| GOAL |
Leave the pictures out, and retype all of the material exactly as written.

| INPUT |
*****
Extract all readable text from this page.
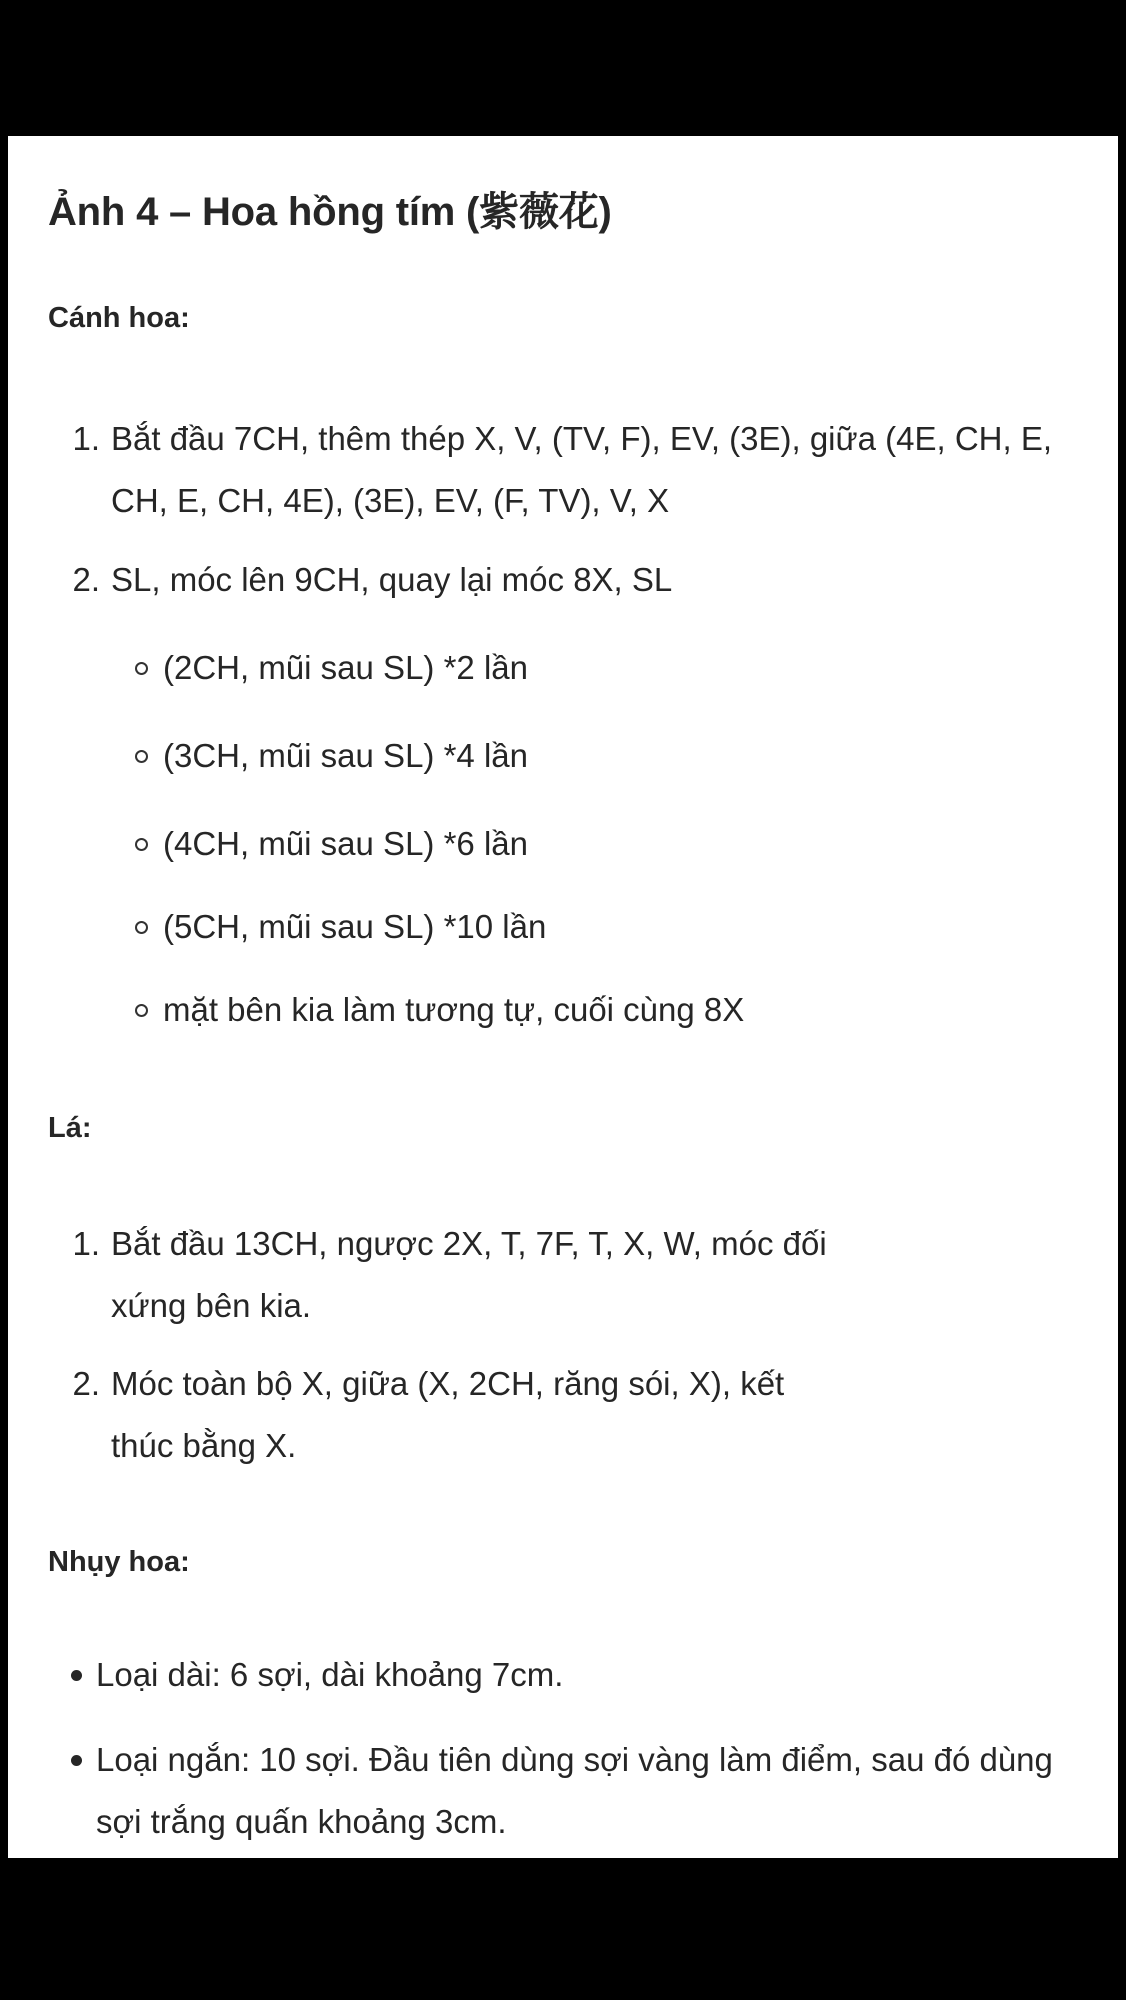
Ảnh 4 – Hoa hồng tím (紫薇花)
Cánh hoa:
1. Bắt đầu 7CH, thêm thép X, V, (TV, F), EV, (3E), giữa (4E, CH, E, CH, E, CH, 4E), (3E), EV, (F, TV), V, X
2. SL, móc lên 9CH, quay lại móc 8X, SL
(2CH, mũi sau SL) *2 lần
(3CH, mũi sau SL) *4 lần
(4CH, mũi sau SL) *6 lần
(5CH, mũi sau SL) *10 lần
mặt bên kia làm tương tự, cuối cùng 8X
Lá:
1. Bắt đầu 13CH, ngược 2X, T, 7F, T, X, W, móc đối xứng bên kia.
2. Móc toàn bộ X, giữa (X, 2CH, răng sói, X), kết thúc bằng X.
Nhụy hoa:
Loại dài: 6 sợi, dài khoảng 7cm.
Loại ngắn: 10 sợi. Đầu tiên dùng sợi vàng làm điểm, sau đó dùng sợi trắng quấn khoảng 3cm.
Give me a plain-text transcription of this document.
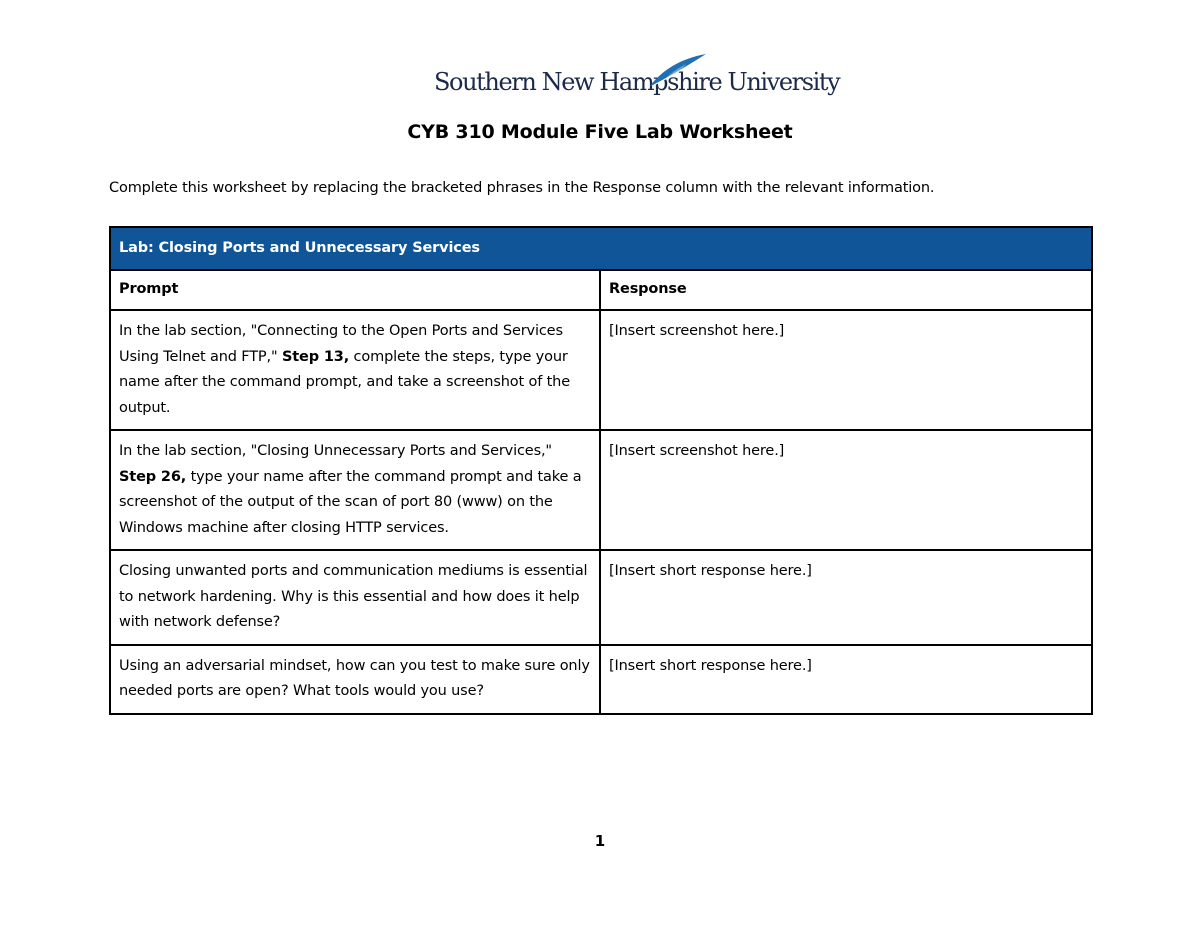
Southern New Hampshire University
CYB 310 Module Five Lab Worksheet
Complete this worksheet by replacing the bracketed phrases in the Response column with the relevant information.
Lab: Closing Ports and Unnecessary Services	
Prompt	Response
In the lab section, "Connecting to the Open Ports and Services Using Telnet and FTP," Step 13, complete the steps, type your name after the command prompt, and take a screenshot of the output.	[Insert screenshot here.]
In the lab section, "Closing Unnecessary Ports and Services," Step 26, type your name after the command prompt and take a screenshot of the output of the scan of port 80 (www) on the Windows machine after closing HTTP services.	[Insert screenshot here.]
Closing unwanted ports and communication mediums is essential to network hardening. Why is this essential and how does it help with network defense?	[Insert short response here.]
Using an adversarial mindset, how can you test to make sure only needed ports are open? What tools would you use?	[Insert short response here.]
1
*****
| OUTPUT FOR THIS TASK |
Extract all readable text from this page.
Ảnh 4 – Hoa hồng tím (紫薇花)
Cánh hoa:
1. Bắt đầu 7CH, thêm thép X, V, (TV, F), EV, (3E), giữa (4E, CH, E, CH, E, CH, 4E), (3E), EV, (F, TV), V, X
2. SL, móc lên 9CH, quay lại móc 8X, SL
(2CH, mũi sau SL) *2 lần
(3CH, mũi sau SL) *4 lần
(4CH, mũi sau SL) *6 lần
(5CH, mũi sau SL) *10 lần
mặt bên kia làm tương tự, cuối cùng 8X
Lá:
1. Bắt đầu 13CH, ngược 2X, T, 7F, T, X, W, móc đối xứng bên kia.
2. Móc toàn bộ X, giữa (X, 2CH, răng sói, X), kết thúc bằng X.
Nhụy hoa:
Loại dài: 6 sợi, dài khoảng 7cm.
Loại ngắn: 10 sợi. Đầu tiên dùng sợi vàng làm điểm, sau đó dùng sợi trắng quấn khoảng 3cm.
Give me a plain-text transcription of this document.
Southern New Hampshire University
CYB 310 Module Five Lab Worksheet
Complete this worksheet by replacing the bracketed phrases in the Response column with the relevant information.
Lab: Closing Ports and Unnecessary Services	
Prompt	Response
In the lab section, "Connecting to the Open Ports and Services Using Telnet and FTP," Step 13, complete the steps, type your name after the command prompt, and take a screenshot of the output.	[Insert screenshot here.]
In the lab section, "Closing Unnecessary Ports and Services," Step 26, type your name after the command prompt and take a screenshot of the output of the scan of port 80 (www) on the Windows machine after closing HTTP services.	[Insert screenshot here.]
Closing unwanted ports and communication mediums is essential to network hardening. Why is this essential and how does it help with network defense?	[Insert short response here.]
Using an adversarial mindset, how can you test to make sure only needed ports are open? What tools would you use?	[Insert short response here.]
1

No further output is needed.